### To do
Pictures do not belong in the copy; transcribe everything else in the records exactly.

### Provided material
....................
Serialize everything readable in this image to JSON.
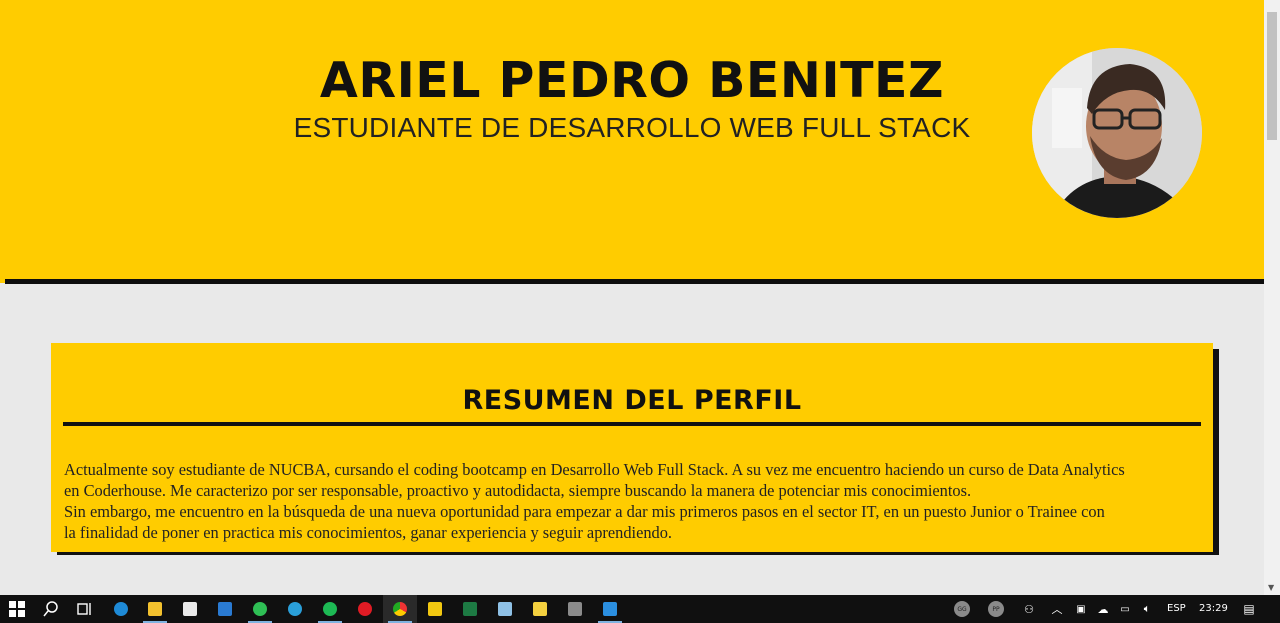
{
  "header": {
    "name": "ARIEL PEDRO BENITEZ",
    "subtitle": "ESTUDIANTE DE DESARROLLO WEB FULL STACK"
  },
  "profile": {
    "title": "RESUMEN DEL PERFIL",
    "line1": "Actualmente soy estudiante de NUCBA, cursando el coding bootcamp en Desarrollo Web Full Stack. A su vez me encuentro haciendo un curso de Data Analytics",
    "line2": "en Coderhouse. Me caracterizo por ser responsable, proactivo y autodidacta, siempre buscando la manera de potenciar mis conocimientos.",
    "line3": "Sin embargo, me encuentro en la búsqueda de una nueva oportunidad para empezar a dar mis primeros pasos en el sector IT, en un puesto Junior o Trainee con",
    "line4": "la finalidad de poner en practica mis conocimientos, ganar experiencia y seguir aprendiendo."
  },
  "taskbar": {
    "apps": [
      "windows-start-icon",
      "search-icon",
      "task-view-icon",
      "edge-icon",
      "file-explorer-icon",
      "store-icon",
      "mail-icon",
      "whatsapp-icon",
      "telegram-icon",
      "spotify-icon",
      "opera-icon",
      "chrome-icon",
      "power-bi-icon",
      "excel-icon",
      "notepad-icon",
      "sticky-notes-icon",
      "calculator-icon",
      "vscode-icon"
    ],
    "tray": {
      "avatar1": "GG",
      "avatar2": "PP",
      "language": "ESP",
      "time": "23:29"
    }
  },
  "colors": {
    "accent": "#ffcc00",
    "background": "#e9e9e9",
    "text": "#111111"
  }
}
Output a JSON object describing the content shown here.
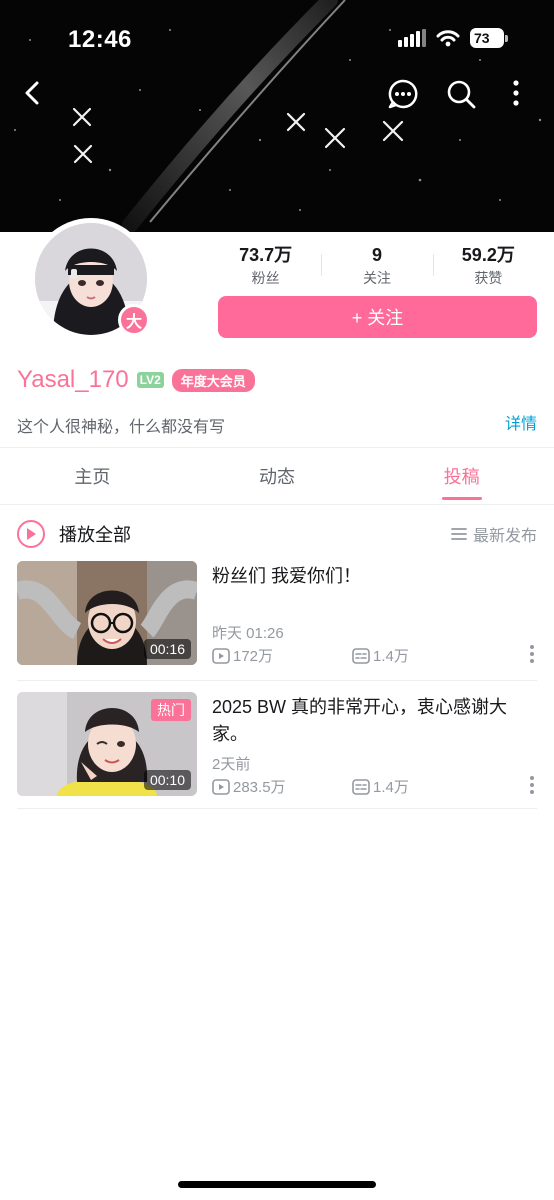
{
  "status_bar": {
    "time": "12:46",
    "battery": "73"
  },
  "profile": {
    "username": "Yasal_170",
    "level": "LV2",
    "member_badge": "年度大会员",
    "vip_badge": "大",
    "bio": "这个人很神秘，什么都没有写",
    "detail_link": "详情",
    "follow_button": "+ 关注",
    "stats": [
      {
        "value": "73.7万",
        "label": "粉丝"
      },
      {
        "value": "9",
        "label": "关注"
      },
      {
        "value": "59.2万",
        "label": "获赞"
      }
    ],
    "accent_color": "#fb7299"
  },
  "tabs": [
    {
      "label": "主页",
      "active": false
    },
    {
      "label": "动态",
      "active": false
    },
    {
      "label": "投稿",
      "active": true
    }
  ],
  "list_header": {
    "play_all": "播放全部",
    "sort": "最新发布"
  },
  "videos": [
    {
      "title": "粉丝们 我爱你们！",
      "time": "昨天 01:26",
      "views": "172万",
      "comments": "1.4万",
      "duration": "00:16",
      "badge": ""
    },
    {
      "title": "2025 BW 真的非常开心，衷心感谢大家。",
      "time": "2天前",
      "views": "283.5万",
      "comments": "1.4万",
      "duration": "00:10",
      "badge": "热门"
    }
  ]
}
....................
### Answer to this exercise
Serialize everything readable in this image to JSON.
{
  "header": {
    "name": "ARIEL PEDRO BENITEZ",
    "subtitle": "ESTUDIANTE DE DESARROLLO WEB FULL STACK"
  },
  "profile": {
    "title": "RESUMEN DEL PERFIL",
    "line1": "Actualmente soy estudiante de NUCBA, cursando el coding bootcamp en Desarrollo Web Full Stack. A su vez me encuentro haciendo un curso de Data Analytics",
    "line2": "en Coderhouse. Me caracterizo por ser responsable, proactivo y autodidacta, siempre buscando la manera de potenciar mis conocimientos.",
    "line3": "Sin embargo, me encuentro en la búsqueda de una nueva oportunidad para empezar a dar mis primeros pasos en el sector IT, en un puesto Junior o Trainee con",
    "line4": "la finalidad de poner en practica mis conocimientos, ganar experiencia y seguir aprendiendo."
  },
  "taskbar": {
    "apps": [
      "windows-start-icon",
      "search-icon",
      "task-view-icon",
      "edge-icon",
      "file-explorer-icon",
      "store-icon",
      "mail-icon",
      "whatsapp-icon",
      "telegram-icon",
      "spotify-icon",
      "opera-icon",
      "chrome-icon",
      "power-bi-icon",
      "excel-icon",
      "notepad-icon",
      "sticky-notes-icon",
      "calculator-icon",
      "vscode-icon"
    ],
    "tray": {
      "avatar1": "GG",
      "avatar2": "PP",
      "language": "ESP",
      "time": "23:29"
    }
  },
  "colors": {
    "accent": "#ffcc00",
    "background": "#e9e9e9",
    "text": "#111111"
  }
}
Output a JSON object describing the content shown here.
{
  "status_bar": {
    "time": "12:46",
    "battery": "73"
  },
  "profile": {
    "username": "Yasal_170",
    "level": "LV2",
    "member_badge": "年度大会员",
    "vip_badge": "大",
    "bio": "这个人很神秘，什么都没有写",
    "detail_link": "详情",
    "follow_button": "+ 关注",
    "stats": [
      {
        "value": "73.7万",
        "label": "粉丝"
      },
      {
        "value": "9",
        "label": "关注"
      },
      {
        "value": "59.2万",
        "label": "获赞"
      }
    ],
    "accent_color": "#fb7299"
  },
  "tabs": [
    {
      "label": "主页",
      "active": false
    },
    {
      "label": "动态",
      "active": false
    },
    {
      "label": "投稿",
      "active": true
    }
  ],
  "list_header": {
    "play_all": "播放全部",
    "sort": "最新发布"
  },
  "videos": [
    {
      "title": "粉丝们 我爱你们！",
      "time": "昨天 01:26",
      "views": "172万",
      "comments": "1.4万",
      "duration": "00:16",
      "badge": ""
    },
    {
      "title": "2025 BW 真的非常开心，衷心感谢大家。",
      "time": "2天前",
      "views": "283.5万",
      "comments": "1.4万",
      "duration": "00:10",
      "badge": "热门"
    }
  ]
}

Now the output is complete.